EXERCISE BRIEF: Search the records for "eléctrica" and copy each line that holds it.
══ LISTED ENTRIES
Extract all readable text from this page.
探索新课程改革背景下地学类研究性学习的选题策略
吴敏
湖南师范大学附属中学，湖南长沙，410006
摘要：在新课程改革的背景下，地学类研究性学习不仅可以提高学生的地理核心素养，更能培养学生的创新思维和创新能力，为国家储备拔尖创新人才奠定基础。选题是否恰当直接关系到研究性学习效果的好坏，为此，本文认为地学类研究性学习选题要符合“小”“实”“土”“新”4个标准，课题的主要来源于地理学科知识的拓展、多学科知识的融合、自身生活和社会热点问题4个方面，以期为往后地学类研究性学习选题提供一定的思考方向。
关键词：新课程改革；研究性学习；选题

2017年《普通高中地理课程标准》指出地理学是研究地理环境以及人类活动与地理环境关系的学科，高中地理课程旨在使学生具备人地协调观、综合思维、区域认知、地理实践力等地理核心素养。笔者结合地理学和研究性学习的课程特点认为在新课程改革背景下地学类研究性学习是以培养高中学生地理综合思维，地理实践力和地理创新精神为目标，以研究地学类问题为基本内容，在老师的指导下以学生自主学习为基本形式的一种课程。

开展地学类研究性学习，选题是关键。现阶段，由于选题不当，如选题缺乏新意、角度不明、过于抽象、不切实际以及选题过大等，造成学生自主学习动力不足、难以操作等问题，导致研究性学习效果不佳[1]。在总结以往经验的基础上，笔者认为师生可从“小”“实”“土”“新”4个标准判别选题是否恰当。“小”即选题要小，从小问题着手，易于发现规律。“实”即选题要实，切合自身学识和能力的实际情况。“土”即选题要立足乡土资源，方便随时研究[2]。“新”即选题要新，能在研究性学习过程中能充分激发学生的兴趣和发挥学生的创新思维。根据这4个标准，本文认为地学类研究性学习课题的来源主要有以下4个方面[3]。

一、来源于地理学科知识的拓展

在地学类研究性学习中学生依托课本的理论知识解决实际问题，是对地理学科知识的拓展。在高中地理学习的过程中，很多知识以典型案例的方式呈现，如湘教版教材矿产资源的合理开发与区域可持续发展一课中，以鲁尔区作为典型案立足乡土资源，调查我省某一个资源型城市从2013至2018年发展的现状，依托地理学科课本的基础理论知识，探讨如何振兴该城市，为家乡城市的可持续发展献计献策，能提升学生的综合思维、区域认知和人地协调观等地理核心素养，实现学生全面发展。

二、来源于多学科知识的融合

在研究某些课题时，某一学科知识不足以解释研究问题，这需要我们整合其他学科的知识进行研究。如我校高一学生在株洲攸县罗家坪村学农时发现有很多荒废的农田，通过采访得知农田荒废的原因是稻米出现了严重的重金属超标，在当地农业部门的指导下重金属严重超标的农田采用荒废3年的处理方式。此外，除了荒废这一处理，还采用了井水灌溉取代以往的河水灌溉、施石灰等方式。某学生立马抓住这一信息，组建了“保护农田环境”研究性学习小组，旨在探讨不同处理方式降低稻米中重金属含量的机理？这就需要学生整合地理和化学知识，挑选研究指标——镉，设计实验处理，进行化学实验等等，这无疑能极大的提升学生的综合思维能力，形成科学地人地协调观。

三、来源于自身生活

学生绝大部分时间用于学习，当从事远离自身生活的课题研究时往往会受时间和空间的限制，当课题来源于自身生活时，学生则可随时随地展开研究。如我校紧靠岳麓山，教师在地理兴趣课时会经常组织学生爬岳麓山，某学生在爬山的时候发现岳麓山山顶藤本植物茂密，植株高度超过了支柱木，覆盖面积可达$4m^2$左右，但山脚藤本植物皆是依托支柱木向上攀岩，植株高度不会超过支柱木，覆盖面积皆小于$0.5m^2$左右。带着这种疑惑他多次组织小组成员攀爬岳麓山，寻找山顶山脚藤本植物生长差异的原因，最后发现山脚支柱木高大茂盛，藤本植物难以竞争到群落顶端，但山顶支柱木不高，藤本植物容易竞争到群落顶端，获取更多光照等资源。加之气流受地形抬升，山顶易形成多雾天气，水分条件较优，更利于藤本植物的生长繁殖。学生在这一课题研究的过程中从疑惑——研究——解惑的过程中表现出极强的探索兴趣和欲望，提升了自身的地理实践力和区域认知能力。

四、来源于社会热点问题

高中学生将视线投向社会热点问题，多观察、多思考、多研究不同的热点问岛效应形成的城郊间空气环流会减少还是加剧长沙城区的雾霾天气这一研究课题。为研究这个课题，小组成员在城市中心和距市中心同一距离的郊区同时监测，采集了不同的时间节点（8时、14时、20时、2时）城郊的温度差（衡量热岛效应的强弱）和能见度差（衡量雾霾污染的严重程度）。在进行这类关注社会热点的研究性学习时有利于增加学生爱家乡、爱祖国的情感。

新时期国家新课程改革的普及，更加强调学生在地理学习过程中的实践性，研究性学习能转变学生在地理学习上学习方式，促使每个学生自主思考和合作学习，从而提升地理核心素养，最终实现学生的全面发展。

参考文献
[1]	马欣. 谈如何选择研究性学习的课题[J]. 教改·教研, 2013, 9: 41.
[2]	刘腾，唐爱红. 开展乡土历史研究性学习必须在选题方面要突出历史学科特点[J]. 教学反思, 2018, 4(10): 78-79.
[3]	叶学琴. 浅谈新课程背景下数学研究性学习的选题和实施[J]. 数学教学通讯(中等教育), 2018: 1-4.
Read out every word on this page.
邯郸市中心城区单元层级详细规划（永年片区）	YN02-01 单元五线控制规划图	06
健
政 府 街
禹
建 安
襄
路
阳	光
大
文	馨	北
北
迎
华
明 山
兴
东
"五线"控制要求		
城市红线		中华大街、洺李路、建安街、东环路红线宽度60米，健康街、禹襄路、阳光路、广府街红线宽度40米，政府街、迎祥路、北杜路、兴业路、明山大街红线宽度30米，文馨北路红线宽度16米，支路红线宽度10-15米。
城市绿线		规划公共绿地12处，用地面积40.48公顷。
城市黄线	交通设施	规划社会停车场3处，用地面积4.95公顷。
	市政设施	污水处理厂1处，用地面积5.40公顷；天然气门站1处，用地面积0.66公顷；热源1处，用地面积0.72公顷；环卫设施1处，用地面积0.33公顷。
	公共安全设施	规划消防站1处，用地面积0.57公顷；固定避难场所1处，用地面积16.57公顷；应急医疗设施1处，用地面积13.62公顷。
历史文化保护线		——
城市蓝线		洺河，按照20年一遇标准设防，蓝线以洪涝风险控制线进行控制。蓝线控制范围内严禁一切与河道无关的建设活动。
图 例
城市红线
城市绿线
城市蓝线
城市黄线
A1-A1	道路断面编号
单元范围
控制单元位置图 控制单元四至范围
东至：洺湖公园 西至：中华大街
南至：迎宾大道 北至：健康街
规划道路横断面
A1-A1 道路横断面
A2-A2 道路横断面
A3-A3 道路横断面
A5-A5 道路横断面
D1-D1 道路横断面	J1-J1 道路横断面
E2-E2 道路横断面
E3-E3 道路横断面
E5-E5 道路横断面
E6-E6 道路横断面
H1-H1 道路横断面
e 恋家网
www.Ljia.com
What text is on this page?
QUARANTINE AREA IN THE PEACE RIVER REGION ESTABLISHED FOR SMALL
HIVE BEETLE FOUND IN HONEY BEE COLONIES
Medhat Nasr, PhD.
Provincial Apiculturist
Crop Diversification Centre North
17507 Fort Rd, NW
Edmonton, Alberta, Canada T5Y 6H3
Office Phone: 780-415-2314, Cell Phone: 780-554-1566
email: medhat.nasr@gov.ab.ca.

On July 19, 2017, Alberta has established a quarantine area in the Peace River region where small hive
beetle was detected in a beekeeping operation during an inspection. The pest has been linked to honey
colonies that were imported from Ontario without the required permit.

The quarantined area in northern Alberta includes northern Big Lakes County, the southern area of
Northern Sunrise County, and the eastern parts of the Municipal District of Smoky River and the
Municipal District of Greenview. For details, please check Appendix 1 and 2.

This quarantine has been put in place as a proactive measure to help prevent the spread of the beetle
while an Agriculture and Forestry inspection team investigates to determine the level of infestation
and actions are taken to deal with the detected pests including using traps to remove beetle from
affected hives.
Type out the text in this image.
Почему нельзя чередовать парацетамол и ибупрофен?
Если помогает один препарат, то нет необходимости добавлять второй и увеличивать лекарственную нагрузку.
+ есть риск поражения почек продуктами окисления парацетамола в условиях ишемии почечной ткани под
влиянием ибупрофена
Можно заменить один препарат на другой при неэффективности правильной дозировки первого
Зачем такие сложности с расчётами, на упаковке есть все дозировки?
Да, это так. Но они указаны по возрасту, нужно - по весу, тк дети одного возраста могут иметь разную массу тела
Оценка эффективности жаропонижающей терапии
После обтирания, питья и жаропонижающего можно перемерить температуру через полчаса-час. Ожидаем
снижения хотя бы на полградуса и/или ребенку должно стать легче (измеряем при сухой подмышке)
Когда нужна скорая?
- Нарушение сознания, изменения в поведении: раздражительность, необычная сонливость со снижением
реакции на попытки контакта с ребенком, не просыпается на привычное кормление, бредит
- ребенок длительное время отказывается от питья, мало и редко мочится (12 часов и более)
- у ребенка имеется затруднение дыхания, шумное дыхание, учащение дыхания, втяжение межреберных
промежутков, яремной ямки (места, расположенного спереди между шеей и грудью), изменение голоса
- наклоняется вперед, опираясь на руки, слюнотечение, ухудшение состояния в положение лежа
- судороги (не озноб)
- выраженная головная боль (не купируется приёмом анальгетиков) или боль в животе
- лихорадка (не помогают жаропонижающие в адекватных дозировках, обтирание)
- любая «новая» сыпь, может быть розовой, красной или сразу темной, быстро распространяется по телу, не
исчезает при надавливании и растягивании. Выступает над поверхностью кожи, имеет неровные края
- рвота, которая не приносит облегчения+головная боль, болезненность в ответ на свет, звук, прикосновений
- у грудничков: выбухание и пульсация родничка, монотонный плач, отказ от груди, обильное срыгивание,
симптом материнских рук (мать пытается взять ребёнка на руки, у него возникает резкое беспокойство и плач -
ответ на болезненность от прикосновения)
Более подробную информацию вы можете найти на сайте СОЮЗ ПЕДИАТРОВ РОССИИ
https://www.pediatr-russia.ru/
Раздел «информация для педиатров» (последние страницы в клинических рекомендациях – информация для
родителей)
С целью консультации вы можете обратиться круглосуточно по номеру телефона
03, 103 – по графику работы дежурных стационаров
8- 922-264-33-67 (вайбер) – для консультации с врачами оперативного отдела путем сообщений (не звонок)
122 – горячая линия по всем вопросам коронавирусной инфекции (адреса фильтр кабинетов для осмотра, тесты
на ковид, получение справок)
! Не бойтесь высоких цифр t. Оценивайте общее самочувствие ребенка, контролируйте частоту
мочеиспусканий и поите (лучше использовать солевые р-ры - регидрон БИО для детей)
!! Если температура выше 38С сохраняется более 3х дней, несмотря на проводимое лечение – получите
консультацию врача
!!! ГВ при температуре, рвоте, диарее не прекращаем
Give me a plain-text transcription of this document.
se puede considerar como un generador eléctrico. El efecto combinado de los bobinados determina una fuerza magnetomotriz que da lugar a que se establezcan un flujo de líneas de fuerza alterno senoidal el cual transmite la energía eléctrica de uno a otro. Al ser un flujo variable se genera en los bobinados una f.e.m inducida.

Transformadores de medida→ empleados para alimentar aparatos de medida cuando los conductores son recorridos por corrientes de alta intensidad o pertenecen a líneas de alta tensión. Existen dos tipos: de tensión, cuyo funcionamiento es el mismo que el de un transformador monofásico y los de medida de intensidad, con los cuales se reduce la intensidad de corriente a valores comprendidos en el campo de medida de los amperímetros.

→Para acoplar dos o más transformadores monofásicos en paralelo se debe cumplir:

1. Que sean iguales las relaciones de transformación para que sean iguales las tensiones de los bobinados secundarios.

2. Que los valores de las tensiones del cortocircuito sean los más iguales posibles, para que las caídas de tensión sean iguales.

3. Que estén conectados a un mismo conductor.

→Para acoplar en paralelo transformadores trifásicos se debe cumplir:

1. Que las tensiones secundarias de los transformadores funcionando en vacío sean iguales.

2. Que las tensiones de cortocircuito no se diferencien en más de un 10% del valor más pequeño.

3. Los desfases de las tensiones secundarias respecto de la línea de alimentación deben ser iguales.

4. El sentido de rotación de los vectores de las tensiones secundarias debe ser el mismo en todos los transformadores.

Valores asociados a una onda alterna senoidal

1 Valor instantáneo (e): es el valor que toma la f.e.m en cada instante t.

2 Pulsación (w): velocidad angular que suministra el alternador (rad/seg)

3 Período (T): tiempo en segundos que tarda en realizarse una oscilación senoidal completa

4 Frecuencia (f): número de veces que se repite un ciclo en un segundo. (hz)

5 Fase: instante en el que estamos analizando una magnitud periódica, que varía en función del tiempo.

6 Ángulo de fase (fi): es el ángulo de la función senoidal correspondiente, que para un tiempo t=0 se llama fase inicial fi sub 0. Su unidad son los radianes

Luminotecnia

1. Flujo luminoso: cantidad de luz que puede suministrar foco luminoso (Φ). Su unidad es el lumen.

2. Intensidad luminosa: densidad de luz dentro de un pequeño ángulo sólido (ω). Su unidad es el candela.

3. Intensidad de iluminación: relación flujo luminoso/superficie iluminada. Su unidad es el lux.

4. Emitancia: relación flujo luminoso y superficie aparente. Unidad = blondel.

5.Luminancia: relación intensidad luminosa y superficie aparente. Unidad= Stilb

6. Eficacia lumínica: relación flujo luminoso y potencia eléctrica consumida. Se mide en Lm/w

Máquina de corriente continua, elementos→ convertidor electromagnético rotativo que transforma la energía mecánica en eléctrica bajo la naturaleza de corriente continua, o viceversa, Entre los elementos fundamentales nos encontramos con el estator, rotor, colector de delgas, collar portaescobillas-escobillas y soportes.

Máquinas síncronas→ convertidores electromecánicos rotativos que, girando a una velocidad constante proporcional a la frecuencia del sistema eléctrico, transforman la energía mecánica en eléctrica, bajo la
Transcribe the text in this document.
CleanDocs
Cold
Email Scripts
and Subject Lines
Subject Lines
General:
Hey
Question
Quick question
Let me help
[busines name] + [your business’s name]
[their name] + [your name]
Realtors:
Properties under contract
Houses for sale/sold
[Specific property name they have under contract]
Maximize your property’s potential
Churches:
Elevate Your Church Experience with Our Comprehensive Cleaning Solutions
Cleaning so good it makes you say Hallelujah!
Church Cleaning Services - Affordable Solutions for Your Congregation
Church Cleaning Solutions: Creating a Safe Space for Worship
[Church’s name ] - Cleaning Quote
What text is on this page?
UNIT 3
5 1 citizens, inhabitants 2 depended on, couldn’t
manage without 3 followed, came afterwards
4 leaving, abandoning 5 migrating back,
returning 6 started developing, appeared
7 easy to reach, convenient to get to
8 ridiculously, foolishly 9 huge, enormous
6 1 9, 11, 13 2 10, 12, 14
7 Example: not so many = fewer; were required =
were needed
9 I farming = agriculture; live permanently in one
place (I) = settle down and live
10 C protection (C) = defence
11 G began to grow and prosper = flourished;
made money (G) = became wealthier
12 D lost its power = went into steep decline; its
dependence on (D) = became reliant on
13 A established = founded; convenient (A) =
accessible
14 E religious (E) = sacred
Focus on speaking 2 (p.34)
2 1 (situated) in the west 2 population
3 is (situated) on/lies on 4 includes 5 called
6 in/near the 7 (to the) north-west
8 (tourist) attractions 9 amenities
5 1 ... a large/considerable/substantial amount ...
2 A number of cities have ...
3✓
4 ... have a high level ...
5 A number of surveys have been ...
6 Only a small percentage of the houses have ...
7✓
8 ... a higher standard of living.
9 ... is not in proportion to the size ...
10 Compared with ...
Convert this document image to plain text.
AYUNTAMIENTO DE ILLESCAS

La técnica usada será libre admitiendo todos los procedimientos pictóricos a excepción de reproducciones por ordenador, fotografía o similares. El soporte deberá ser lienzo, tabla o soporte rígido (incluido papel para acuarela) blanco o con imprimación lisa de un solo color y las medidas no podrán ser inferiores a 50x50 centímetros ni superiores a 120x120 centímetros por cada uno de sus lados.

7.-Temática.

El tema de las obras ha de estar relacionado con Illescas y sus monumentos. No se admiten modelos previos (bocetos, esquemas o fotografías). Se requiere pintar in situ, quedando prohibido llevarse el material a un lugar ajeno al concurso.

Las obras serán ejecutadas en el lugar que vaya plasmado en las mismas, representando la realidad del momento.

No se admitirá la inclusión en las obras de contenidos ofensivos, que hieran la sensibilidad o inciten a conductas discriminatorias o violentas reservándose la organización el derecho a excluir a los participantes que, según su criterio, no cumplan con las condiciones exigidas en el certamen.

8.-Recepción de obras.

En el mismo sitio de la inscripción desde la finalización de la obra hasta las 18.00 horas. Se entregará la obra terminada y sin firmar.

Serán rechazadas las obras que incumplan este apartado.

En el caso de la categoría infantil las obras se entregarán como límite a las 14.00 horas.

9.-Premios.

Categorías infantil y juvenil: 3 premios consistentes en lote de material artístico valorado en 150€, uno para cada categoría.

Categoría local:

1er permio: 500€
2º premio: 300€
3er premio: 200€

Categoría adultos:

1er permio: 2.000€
════
RIGHT ANSWER:
se puede considerar como un generador eléctrico. El efecto combinado de los bobinados determina una fuerza magnetomotriz que da lugar a que se establezcan un flujo de líneas de fuerza alterno senoidal el cual transmite la energía eléctrica de uno a otro. Al ser un flujo variable se genera en los bobinados una f.e.m inducida.
6. Eficacia lumínica: relación flujo luminoso y potencia eléctrica consumida. Se mide en Lm/w
Máquina de corriente continua, elementos→ convertidor electromagnético rotativo que transforma la energía mecánica en eléctrica bajo la naturaleza de corriente continua, o viceversa, Entre los elementos fundamentales nos encontramos con el estator, rotor, colector de delgas, collar portaescobillas-escobillas y soportes.
Máquinas síncronas→ convertidores electromecánicos rotativos que, girando a una velocidad constante proporcional a la frecuencia del sistema eléctrico, transforman la energía mecánica en eléctrica, bajo la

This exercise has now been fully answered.